Pictures within the data are to be left out; everything else must be reproduced exactly.

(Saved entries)
_ _ _ _

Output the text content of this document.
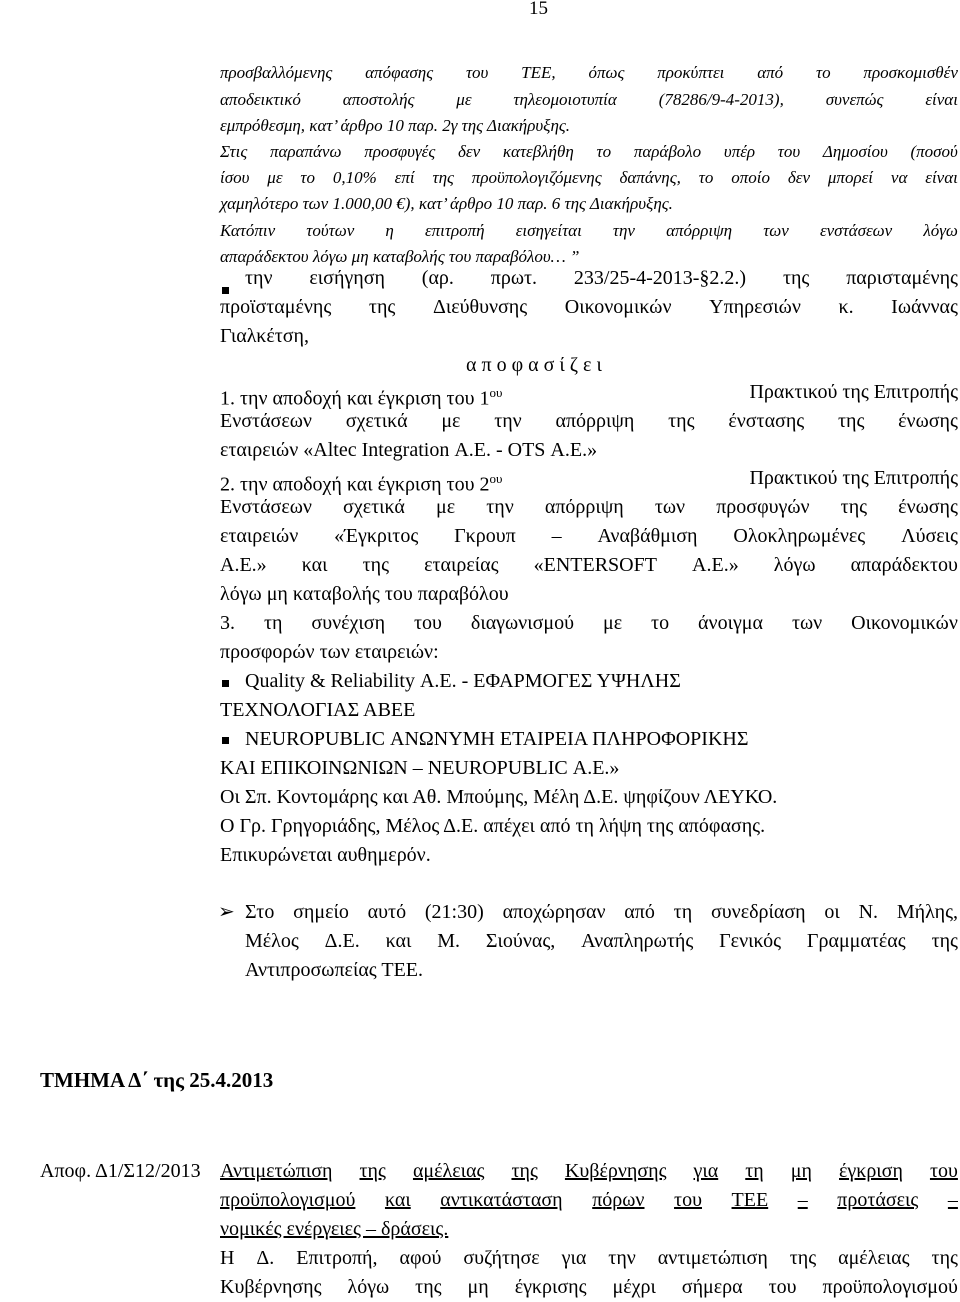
15
προσβαλλόμενης απόφασης του ΤΕΕ, όπως προκύπτει από το προσκομισθέν
αποδεικτικό αποστολής με τηλεομοιοτυπία (78286/9-4-2013), συνεπώς είναι
εμπρόθεσμη, κατ’ άρθρο 10 παρ. 2γ της Διακήρυξης.
Στις παραπάνω προσφυγές δεν κατεβλήθη το παράβολο υπέρ του Δημοσίου (ποσού
ίσου με το 0,10% επί της προϋπολογιζόμενης δαπάνης, το οποίο δεν μπορεί να είναι
χαμηλότερο των 1.000,00 €), κατ’ άρθρο 10 παρ. 6 της Διακήρυξης.
Κατόπιν τούτων η επιτροπή εισηγείται την απόρριψη των ενστάσεων λόγω
απαράδεκτου λόγω μη καταβολής του παραβόλου… ”
την εισήγηση (αρ. πρωτ. 233/25-4-2013-§2.2.) της παρισταμένης
προϊσταμένης της Διεύθυνσης Οικονομικών Υπηρεσιών κ. Ιωάννας
Γιαλκέτση,
α π ο φ α σ ί ζ ε ι
1. την αποδοχή και έγκριση του $1^{o\upsilon}$	Πρακτικού της Επιτροπής
Ενστάσεων σχετικά με την απόρριψη της ένστασης της ένωσης
εταιρειών «Altec Integration Α.Ε. - OTS Α.Ε.»
2. την αποδοχή και έγκριση του $2^{o\upsilon}$	Πρακτικού της Επιτροπής
Ενστάσεων σχετικά με την απόρριψη των προσφυγών της ένωσης
εταιρειών «Έγκριτος Γκρουπ – Αναβάθμιση Ολοκληρωμένες Λύσεις
Α.Ε.» και της εταιρείας «ENTERSOFT Α.Ε.» λόγω απαράδεκτου
λόγω μη καταβολής του παραβόλου
3. τη συνέχιση του διαγωνισμού με το άνοιγμα των Οικονομικών
προσφορών των εταιρειών:
Quality & Reliability Α.Ε. - ΕΦΑΡΜΟΓΕΣ ΥΨΗΛΗΣ
ΤΕΧΝΟΛΟΓΙΑΣ ΑΒΕΕ
NEUROPUBLIC ΑΝΩΝΥΜΗ ΕΤΑΙΡΕΙΑ ΠΛΗΡΟΦΟΡΙΚΗΣ
ΚΑΙ ΕΠΙΚΟΙΝΩΝΙΩΝ – NEUROPUBLIC Α.Ε.»
Οι Σπ. Κοντομάρης και Αθ. Μπούμης, Μέλη Δ.Ε. ψηφίζουν ΛΕΥΚΟ.
Ο Γρ. Γρηγοριάδης, Μέλος Δ.Ε. απέχει από τη λήψη της απόφασης.
Επικυρώνεται αυθημερόν.
➢ Στο σημείο αυτό (21:30) αποχώρησαν από τη συνεδρίαση οι Ν. Μήλης,
Μέλος Δ.Ε. και Μ. Σιούνας, Αναπληρωτής Γενικός Γραμματέας της
Αντιπροσωπείας ΤΕΕ.
ΤΜΗΜΑ Δ΄ της 25.4.2013
Αποφ. Δ1/Σ12/2013 Αντιμετώπιση της αμέλειας της Κυβέρνησης για τη μη έγκριση του
προϋπολογισμού και αντικατάσταση πόρων του ΤΕΕ – προτάσεις –
νομικές ενέργειες – δράσεις.
Η Δ. Επιτροπή, αφού συζήτησε για την αντιμετώπιση της αμέλειας της
Κυβέρνησης λόγω της μη έγκρισης μέχρι σήμερα του προϋπολογισμού
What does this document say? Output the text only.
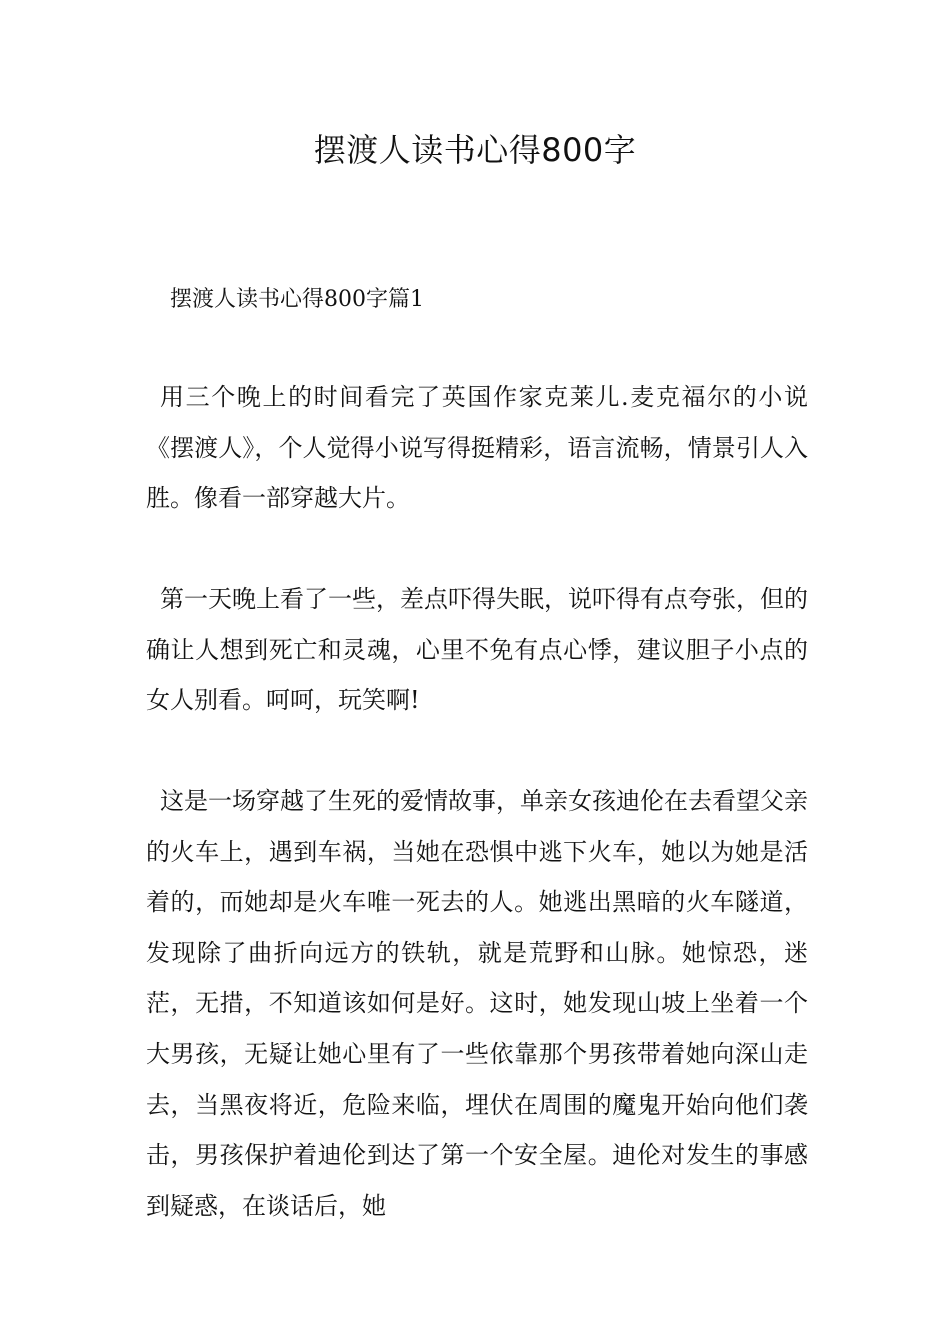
摆渡人读书心得800字
摆渡人读书心得800字篇1

用三个晚上的时间看完了英国作家克莱儿.麦克福尔的小说《摆渡人》，个人觉得小说写得挺精彩，语言流畅，情景引人入胜。像看一部穿越大片。

第一天晚上看了一些，差点吓得失眠，说吓得有点夸张，但的确让人想到死亡和灵魂，心里不免有点心悸，建议胆子小点的女人别看。呵呵，玩笑啊!

这是一场穿越了生死的爱情故事，单亲女孩迪伦在去看望父亲的火车上，遇到车祸，当她在恐惧中逃下火车，她以为她是活着的，而她却是火车唯一死去的人。她逃出黑暗的火车隧道，发现除了曲折向远方的铁轨，就是荒野和山脉。她惊恐，迷茫，无措，不知道该如何是好。这时，她发现山坡上坐着一个大男孩，无疑让她心里有了一些依靠那个男孩带着她向深山走去，当黑夜将近，危险来临，埋伏在周围的魔鬼开始向他们袭击，男孩保护着迪伦到达了第一个安全屋。迪伦对发生的事感到疑惑，在谈话后，她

_ _ _ _

**The reply**
Output the text content of this document.
15
προσβαλλόμενης απόφασης του ΤΕΕ, όπως προκύπτει από το προσκομισθέν
αποδεικτικό αποστολής με τηλεομοιοτυπία (78286/9-4-2013), συνεπώς είναι
εμπρόθεσμη, κατ’ άρθρο 10 παρ. 2γ της Διακήρυξης.
Στις παραπάνω προσφυγές δεν κατεβλήθη το παράβολο υπέρ του Δημοσίου (ποσού
ίσου με το 0,10% επί της προϋπολογιζόμενης δαπάνης, το οποίο δεν μπορεί να είναι
χαμηλότερο των 1.000,00 €), κατ’ άρθρο 10 παρ. 6 της Διακήρυξης.
Κατόπιν τούτων η επιτροπή εισηγείται την απόρριψη των ενστάσεων λόγω
απαράδεκτου λόγω μη καταβολής του παραβόλου… ”
την εισήγηση (αρ. πρωτ. 233/25-4-2013-§2.2.) της παρισταμένης
προϊσταμένης της Διεύθυνσης Οικονομικών Υπηρεσιών κ. Ιωάννας
Γιαλκέτση,
α π ο φ α σ ί ζ ε ι
1. την αποδοχή και έγκριση του $1^{o\upsilon}$	Πρακτικού της Επιτροπής
Ενστάσεων σχετικά με την απόρριψη της ένστασης της ένωσης
εταιρειών «Altec Integration Α.Ε. - OTS Α.Ε.»
2. την αποδοχή και έγκριση του $2^{o\upsilon}$	Πρακτικού της Επιτροπής
Ενστάσεων σχετικά με την απόρριψη των προσφυγών της ένωσης
εταιρειών «Έγκριτος Γκρουπ – Αναβάθμιση Ολοκληρωμένες Λύσεις
Α.Ε.» και της εταιρείας «ENTERSOFT Α.Ε.» λόγω απαράδεκτου
λόγω μη καταβολής του παραβόλου
3. τη συνέχιση του διαγωνισμού με το άνοιγμα των Οικονομικών
προσφορών των εταιρειών:
Quality & Reliability Α.Ε. - ΕΦΑΡΜΟΓΕΣ ΥΨΗΛΗΣ
ΤΕΧΝΟΛΟΓΙΑΣ ΑΒΕΕ
NEUROPUBLIC ΑΝΩΝΥΜΗ ΕΤΑΙΡΕΙΑ ΠΛΗΡΟΦΟΡΙΚΗΣ
ΚΑΙ ΕΠΙΚΟΙΝΩΝΙΩΝ – NEUROPUBLIC Α.Ε.»
Οι Σπ. Κοντομάρης και Αθ. Μπούμης, Μέλη Δ.Ε. ψηφίζουν ΛΕΥΚΟ.
Ο Γρ. Γρηγοριάδης, Μέλος Δ.Ε. απέχει από τη λήψη της απόφασης.
Επικυρώνεται αυθημερόν.
➢ Στο σημείο αυτό (21:30) αποχώρησαν από τη συνεδρίαση οι Ν. Μήλης,
Μέλος Δ.Ε. και Μ. Σιούνας, Αναπληρωτής Γενικός Γραμματέας της
Αντιπροσωπείας ΤΕΕ.
ΤΜΗΜΑ Δ΄ της 25.4.2013
Αποφ. Δ1/Σ12/2013 Αντιμετώπιση της αμέλειας της Κυβέρνησης για τη μη έγκριση του
προϋπολογισμού και αντικατάσταση πόρων του ΤΕΕ – προτάσεις –
νομικές ενέργειες – δράσεις.
Η Δ. Επιτροπή, αφού συζήτησε για την αντιμετώπιση της αμέλειας της
Κυβέρνησης λόγω της μη έγκρισης μέχρι σήμερα του προϋπολογισμού
What does this document say? Output the text only.
摆渡人读书心得800字
摆渡人读书心得800字篇1

用三个晚上的时间看完了英国作家克莱儿.麦克福尔的小说《摆渡人》，个人觉得小说写得挺精彩，语言流畅，情景引人入胜。像看一部穿越大片。

第一天晚上看了一些，差点吓得失眠，说吓得有点夸张，但的确让人想到死亡和灵魂，心里不免有点心悸，建议胆子小点的女人别看。呵呵，玩笑啊!

这是一场穿越了生死的爱情故事，单亲女孩迪伦在去看望父亲的火车上，遇到车祸，当她在恐惧中逃下火车，她以为她是活着的，而她却是火车唯一死去的人。她逃出黑暗的火车隧道，发现除了曲折向远方的铁轨，就是荒野和山脉。她惊恐，迷茫，无措，不知道该如何是好。这时，她发现山坡上坐着一个大男孩，无疑让她心里有了一些依靠那个男孩带着她向深山走去，当黑夜将近，危险来临，埋伏在周围的魔鬼开始向他们袭击，男孩保护着迪伦到达了第一个安全屋。迪伦对发生的事感到疑惑，在谈话后，她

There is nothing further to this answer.